(Part of a data file)
---*---
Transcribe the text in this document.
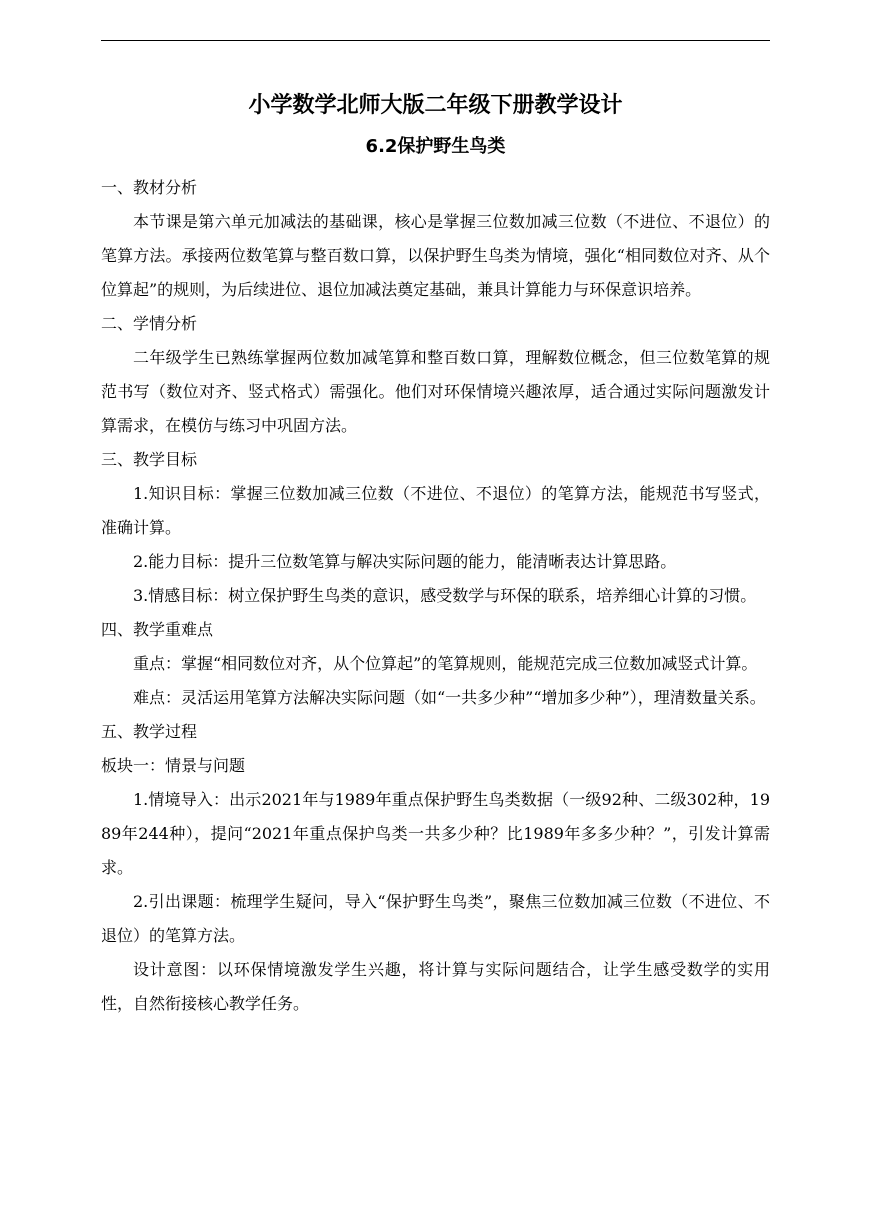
小学数学北师大版二年级下册教学设计
6.2保护野生鸟类
一、教材分析
本节课是第六单元加减法的基础课，核心是掌握三位数加减三位数（不进位、不退位）的笔算方法。承接两位数笔算与整百数口算，以保护野生鸟类为情境，强化“相同数位对齐、从个位算起”的规则，为后续进位、退位加减法奠定基础，兼具计算能力与环保意识培养。
二、学情分析
二年级学生已熟练掌握两位数加减笔算和整百数口算，理解数位概念，但三位数笔算的规范书写（数位对齐、竖式格式）需强化。他们对环保情境兴趣浓厚，适合通过实际问题激发计算需求，在模仿与练习中巩固方法。
三、教学目标
1.知识目标：掌握三位数加减三位数（不进位、不退位）的笔算方法，能规范书写竖式，准确计算。
2.能力目标：提升三位数笔算与解决实际问题的能力，能清晰表达计算思路。
3.情感目标：树立保护野生鸟类的意识，感受数学与环保的联系，培养细心计算的习惯。
四、教学重难点
重点：掌握“相同数位对齐，从个位算起”的笔算规则，能规范完成三位数加减竖式计算。
难点：灵活运用笔算方法解决实际问题（如“一共多少种”“增加多少种”），理清数量关系。
五、教学过程
板块一：情景与问题
1.情境导入：出示2021年与1989年重点保护野生鸟类数据（一级92种、二级302种，1989年244种），提问“2021年重点保护鸟类一共多少种？比1989年多多少种？”，引发计算需求。
2.引出课题：梳理学生疑问，导入“保护野生鸟类”，聚焦三位数加减三位数（不进位、不退位）的笔算方法。
设计意图：以环保情境激发学生兴趣，将计算与实际问题结合，让学生感受数学的实用性，自然衔接核心教学任务。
---*---
WRITTEN PROBLEM
From the data above, copy out every line with the string "从个位算起" in it.

TASK SOLUTION
本节课是第六单元加减法的基础课，核心是掌握三位数加减三位数（不进位、不退位）的笔算方法。承接两位数笔算与整百数口算，以保护野生鸟类为情境，强化“相同数位对齐、从个位算起”的规则，为后续进位、退位加减法奠定基础，兼具计算能力与环保意识培养。
重点：掌握“相同数位对齐，从个位算起”的笔算规则，能规范完成三位数加减竖式计算。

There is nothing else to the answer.